◆ EXERCISE BRIEF
Check the listing below for lines with the word "Bitcoin" and say how many there are, with nothing but the number.
=== DATASET EXTRACT ===
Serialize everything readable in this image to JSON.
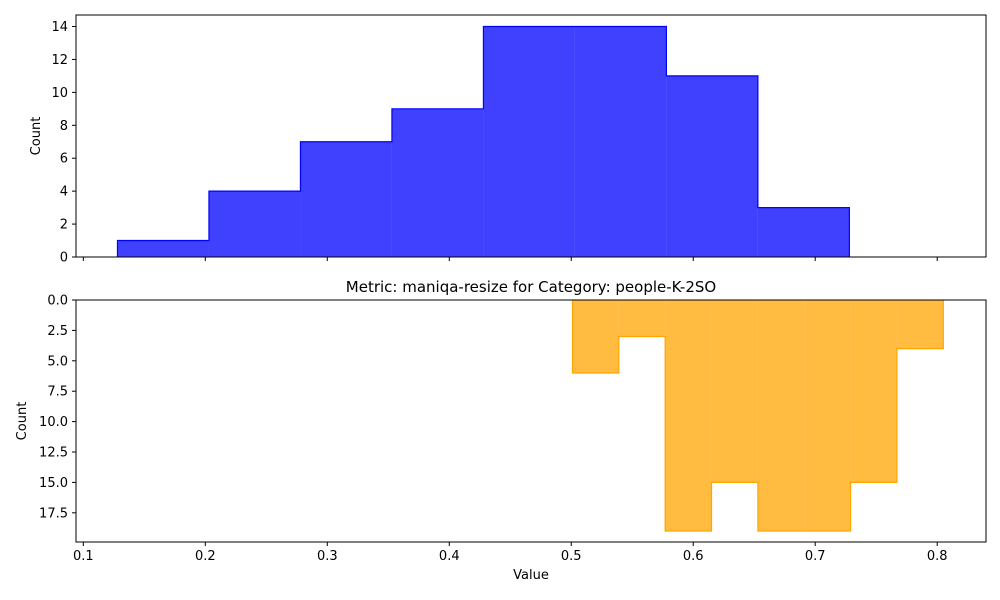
{
  "chart_data": [
    {
      "type": "area",
      "subtype": "step-histogram",
      "title": "",
      "xlabel": "",
      "ylabel": "Count",
      "xlim": [
        0.094,
        0.84
      ],
      "ylim": [
        0,
        14.7
      ],
      "x_inverted": false,
      "y_inverted": false,
      "x_ticks": [
        0.1,
        0.2,
        0.3,
        0.4,
        0.5,
        0.6,
        0.7,
        0.8
      ],
      "x_tick_labels_visible": false,
      "y_ticks": [
        0,
        2,
        4,
        6,
        8,
        10,
        12,
        14
      ],
      "y_tick_labels": [
        "0",
        "2",
        "4",
        "6",
        "8",
        "10",
        "12",
        "14"
      ],
      "grid": false,
      "color": "#0000ff",
      "bin_edges": [
        0.128,
        0.203,
        0.278,
        0.353,
        0.428,
        0.503,
        0.578,
        0.653,
        0.728
      ],
      "counts": [
        1,
        4,
        7,
        9,
        14,
        14,
        11,
        3
      ]
    },
    {
      "type": "area",
      "subtype": "step-histogram",
      "title": "Metric: maniqa-resize for Category: people-K-2SO",
      "xlabel": "Value",
      "ylabel": "Count",
      "xlim": [
        0.094,
        0.84
      ],
      "ylim": [
        0,
        19.9
      ],
      "x_inverted": false,
      "y_inverted": true,
      "x_ticks": [
        0.1,
        0.2,
        0.3,
        0.4,
        0.5,
        0.6,
        0.7,
        0.8
      ],
      "x_tick_labels": [
        "0.1",
        "0.2",
        "0.3",
        "0.4",
        "0.5",
        "0.6",
        "0.7",
        "0.8"
      ],
      "y_ticks": [
        0,
        2.5,
        5,
        7.5,
        10,
        12.5,
        15,
        17.5
      ],
      "y_tick_labels": [
        "0.0",
        "2.5",
        "5.0",
        "7.5",
        "10.0",
        "12.5",
        "15.0",
        "17.5"
      ],
      "grid": false,
      "color": "#ffa500",
      "bin_edges": [
        0.501,
        0.539,
        0.577,
        0.615,
        0.653,
        0.691,
        0.729,
        0.767,
        0.805
      ],
      "counts": [
        6,
        3,
        19,
        15,
        19,
        19,
        15,
        4
      ]
    }
  ]
}
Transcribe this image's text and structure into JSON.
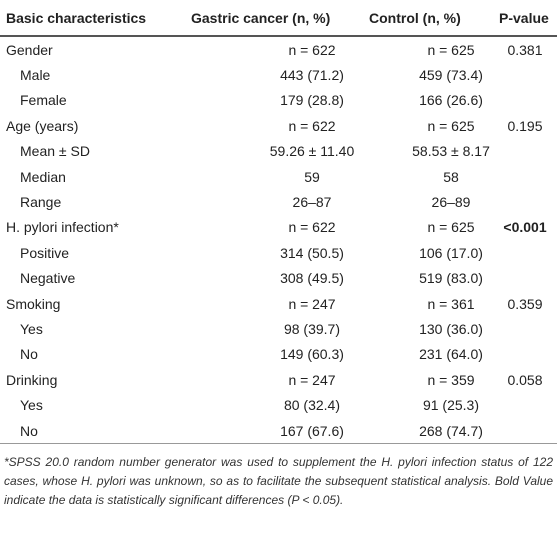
{
  "table": {
    "header": [
      "Basic characteristics",
      "Gastric cancer (n, %)",
      "Control (n, %)",
      "P-value"
    ],
    "rows": [
      [
        "Gender",
        "n = 622",
        "n = 625",
        "0.381"
      ],
      [
        "Male",
        "443 (71.2)",
        "459 (73.4)",
        ""
      ],
      [
        "Female",
        "179 (28.8)",
        "166 (26.6)",
        ""
      ],
      [
        "Age (years)",
        "n = 622",
        "n = 625",
        "0.195"
      ],
      [
        "Mean ± SD",
        "59.26 ± 11.40",
        "58.53 ± 8.17",
        ""
      ],
      [
        "Median",
        "59",
        "58",
        ""
      ],
      [
        "Range",
        "26–87",
        "26–89",
        ""
      ],
      [
        "H. pylori infection*",
        "n = 622",
        "n = 625",
        "<0.001"
      ],
      [
        "Positive",
        "314 (50.5)",
        "106 (17.0)",
        ""
      ],
      [
        "Negative",
        "308 (49.5)",
        "519 (83.0)",
        ""
      ],
      [
        "Smoking",
        "n = 247",
        "n = 361",
        "0.359"
      ],
      [
        "Yes",
        "98 (39.7)",
        "130 (36.0)",
        ""
      ],
      [
        "No",
        "149 (60.3)",
        "231 (64.0)",
        ""
      ],
      [
        "Drinking",
        "n = 247",
        "n = 359",
        "0.058"
      ],
      [
        "Yes",
        "80 (32.4)",
        "91 (25.3)",
        ""
      ],
      [
        "No",
        "167 (67.6)",
        "268 (74.7)",
        ""
      ]
    ]
  },
  "footnote": "*SPSS 20.0 random number generator was used to supplement the H. pylori infection status of 122 cases, whose H. pylori was unknown, so as to facilitate the subsequent statistical analysis. Bold Value indicate the data is statistically significant differences (P < 0.05)."
}
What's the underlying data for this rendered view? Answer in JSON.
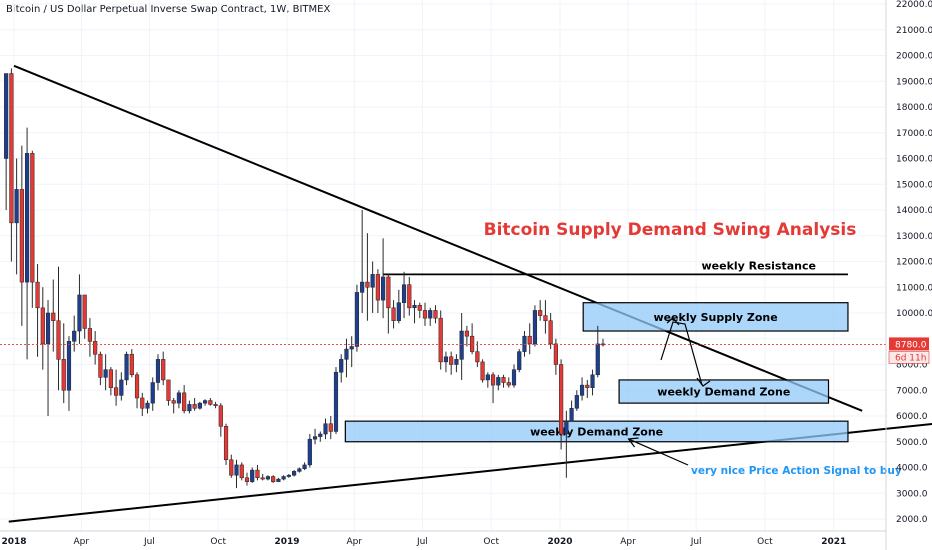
{
  "header": {
    "title": "Bitcoin / US Dollar Perpetual Inverse Swap Contract, 1W, BITMEX"
  },
  "chart_data": {
    "type": "candlestick",
    "title": "Bitcoin Supply Demand Swing Analysis",
    "ylim": [
      1500,
      22000
    ],
    "y_ticks": [
      2000,
      3000,
      4000,
      5000,
      6000,
      7000,
      8000,
      9000,
      10000,
      11000,
      12000,
      13000,
      14000,
      15000,
      16000,
      17000,
      18000,
      19000,
      20000,
      21000,
      22000
    ],
    "x_ticks": [
      "2018",
      "Apr",
      "Jul",
      "Oct",
      "2019",
      "Apr",
      "Jul",
      "Oct",
      "2020",
      "Apr",
      "Jul",
      "Oct",
      "2021"
    ],
    "price_label": "8780.0",
    "countdown_label": "6d 11h",
    "colors": {
      "up": "#1e3f8f",
      "down": "#e53935",
      "zone_fill": "#90caf9",
      "zone_border": "#000000",
      "annotation": "#2196f3",
      "price_line": "#e53935"
    },
    "candles": [
      [
        16000,
        19300,
        14000,
        19300
      ],
      [
        19300,
        19500,
        12000,
        13500
      ],
      [
        13500,
        16000,
        11500,
        14800
      ],
      [
        14800,
        16500,
        9500,
        11200
      ],
      [
        11200,
        17200,
        8200,
        16200
      ],
      [
        16200,
        16300,
        10200,
        11200
      ],
      [
        11200,
        11900,
        8300,
        10200
      ],
      [
        10200,
        11000,
        7800,
        8800
      ],
      [
        8800,
        10500,
        6000,
        10000
      ],
      [
        10000,
        11300,
        8500,
        9700
      ],
      [
        9700,
        11800,
        7000,
        8200
      ],
      [
        8200,
        9600,
        6500,
        7000
      ],
      [
        7000,
        9100,
        6200,
        8900
      ],
      [
        8900,
        9900,
        8500,
        9300
      ],
      [
        9300,
        11500,
        8800,
        10700
      ],
      [
        10700,
        10600,
        9000,
        9400
      ],
      [
        9400,
        9800,
        8300,
        8900
      ],
      [
        8900,
        9300,
        8000,
        8400
      ],
      [
        8400,
        8500,
        7200,
        7500
      ],
      [
        7500,
        8400,
        7000,
        7800
      ],
      [
        7800,
        7900,
        6800,
        7100
      ],
      [
        7100,
        7800,
        6400,
        6800
      ],
      [
        6800,
        7700,
        6600,
        7400
      ],
      [
        7400,
        8500,
        7200,
        8400
      ],
      [
        8400,
        8600,
        7500,
        7600
      ],
      [
        7600,
        7700,
        6300,
        6700
      ],
      [
        6700,
        6900,
        6000,
        6300
      ],
      [
        6300,
        6600,
        6100,
        6500
      ],
      [
        6500,
        7500,
        6200,
        7300
      ],
      [
        7300,
        8400,
        7000,
        8200
      ],
      [
        8200,
        8500,
        7200,
        7400
      ],
      [
        7400,
        7400,
        6400,
        6600
      ],
      [
        6600,
        6700,
        6100,
        6500
      ],
      [
        6500,
        7000,
        6300,
        6900
      ],
      [
        6900,
        7200,
        6100,
        6200
      ],
      [
        6200,
        6600,
        6100,
        6450
      ],
      [
        6450,
        6700,
        6200,
        6300
      ],
      [
        6300,
        6550,
        6250,
        6500
      ],
      [
        6500,
        6650,
        6400,
        6600
      ],
      [
        6600,
        6700,
        6400,
        6450
      ],
      [
        6450,
        6550,
        6300,
        6400
      ],
      [
        6400,
        6500,
        5200,
        5600
      ],
      [
        5600,
        5700,
        4100,
        4300
      ],
      [
        4300,
        4500,
        3600,
        3700
      ],
      [
        3700,
        4300,
        3200,
        4100
      ],
      [
        4100,
        4200,
        3500,
        3600
      ],
      [
        3600,
        3800,
        3300,
        3450
      ],
      [
        3450,
        4000,
        3400,
        3900
      ],
      [
        3900,
        4100,
        3500,
        3600
      ],
      [
        3600,
        3750,
        3500,
        3550
      ],
      [
        3550,
        3700,
        3500,
        3650
      ],
      [
        3650,
        3700,
        3400,
        3450
      ],
      [
        3450,
        3600,
        3450,
        3550
      ],
      [
        3550,
        3700,
        3500,
        3650
      ],
      [
        3650,
        3750,
        3600,
        3700
      ],
      [
        3700,
        3900,
        3650,
        3850
      ],
      [
        3850,
        4000,
        3800,
        3950
      ],
      [
        3950,
        4200,
        3900,
        4100
      ],
      [
        4100,
        5300,
        4000,
        5100
      ],
      [
        5100,
        5500,
        4900,
        5200
      ],
      [
        5200,
        5400,
        5000,
        5300
      ],
      [
        5300,
        5900,
        5100,
        5700
      ],
      [
        5700,
        6000,
        5100,
        5400
      ],
      [
        5400,
        7900,
        5300,
        7700
      ],
      [
        7700,
        8400,
        7300,
        8200
      ],
      [
        8200,
        9000,
        7500,
        8600
      ],
      [
        8600,
        9100,
        7900,
        8700
      ],
      [
        8700,
        11100,
        8500,
        10800
      ],
      [
        10800,
        14000,
        10000,
        11200
      ],
      [
        11200,
        13100,
        9700,
        11000
      ],
      [
        11000,
        12000,
        10000,
        11500
      ],
      [
        11500,
        11700,
        10000,
        10500
      ],
      [
        10500,
        12900,
        9800,
        11400
      ],
      [
        11400,
        11500,
        9200,
        10200
      ],
      [
        10200,
        10500,
        9400,
        9700
      ],
      [
        9700,
        10900,
        9600,
        10400
      ],
      [
        10400,
        11600,
        9800,
        11100
      ],
      [
        11100,
        11400,
        9900,
        10200
      ],
      [
        10200,
        10500,
        9600,
        10300
      ],
      [
        10300,
        10400,
        9800,
        10100
      ],
      [
        10100,
        10400,
        9500,
        9800
      ],
      [
        9800,
        10200,
        9500,
        10100
      ],
      [
        10100,
        10300,
        9600,
        9800
      ],
      [
        9800,
        10100,
        7800,
        8100
      ],
      [
        8100,
        8500,
        7700,
        8300
      ],
      [
        8300,
        8500,
        7600,
        8000
      ],
      [
        8000,
        8400,
        7700,
        8200
      ],
      [
        8200,
        10000,
        7400,
        9300
      ],
      [
        9300,
        9500,
        8700,
        9100
      ],
      [
        9100,
        9600,
        8400,
        8500
      ],
      [
        8500,
        8900,
        7900,
        8100
      ],
      [
        8100,
        8200,
        7300,
        7400
      ],
      [
        7400,
        7700,
        7100,
        7600
      ],
      [
        7600,
        7700,
        6500,
        7200
      ],
      [
        7200,
        7600,
        7000,
        7500
      ],
      [
        7500,
        7600,
        7100,
        7300
      ],
      [
        7300,
        7500,
        7100,
        7200
      ],
      [
        7200,
        8000,
        7100,
        7800
      ],
      [
        7800,
        8600,
        7700,
        8500
      ],
      [
        8500,
        9300,
        8300,
        9100
      ],
      [
        9100,
        9600,
        8400,
        8800
      ],
      [
        8800,
        10300,
        8700,
        10100
      ],
      [
        10100,
        10500,
        9700,
        9900
      ],
      [
        9900,
        10500,
        9200,
        9700
      ],
      [
        9700,
        10000,
        8600,
        8800
      ],
      [
        8800,
        9000,
        7600,
        8000
      ],
      [
        8000,
        8200,
        4700,
        5300
      ],
      [
        5300,
        6200,
        3600,
        5800
      ],
      [
        5800,
        6600,
        5800,
        6300
      ],
      [
        6300,
        7000,
        6200,
        6800
      ],
      [
        6800,
        7500,
        6600,
        7200
      ],
      [
        7200,
        7400,
        6700,
        7100
      ],
      [
        7100,
        7800,
        6800,
        7600
      ],
      [
        7600,
        9500,
        7500,
        8800
      ],
      [
        8800,
        9000,
        8700,
        8780
      ]
    ],
    "lines": [
      {
        "name": "",
        "points": [
          [
            "2018-01-01",
            19600
          ],
          [
            "2021-02-08",
            6200
          ]
        ]
      },
      {
        "name": "",
        "points": [
          [
            "2017-12-25",
            1900
          ],
          [
            "2021-06-01",
            5750
          ]
        ]
      },
      {
        "name": "weekly Resistance",
        "points": [
          [
            "2019-05-10",
            11500
          ],
          [
            "2021-01-20",
            11500
          ]
        ]
      }
    ],
    "zones": [
      {
        "name": "weekly Supply Zone",
        "x_start": "2020-02-01",
        "x_end": "2021-01-20",
        "y_low": 9300,
        "y_high": 10400
      },
      {
        "name": "weekly Demand Zone",
        "x_start": "2020-03-20",
        "x_end": "2020-12-25",
        "y_low": 6500,
        "y_high": 7400
      },
      {
        "name": "weekly Demand Zone",
        "x_start": "2019-03-20",
        "x_end": "2021-01-20",
        "y_low": 5000,
        "y_high": 5800
      }
    ],
    "annotations": [
      {
        "text": "very nice Price Action Signal to buy",
        "target": [
          "2020-03-22",
          5300
        ]
      }
    ]
  }
}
===
◆ WRITTEN RESPONSE
2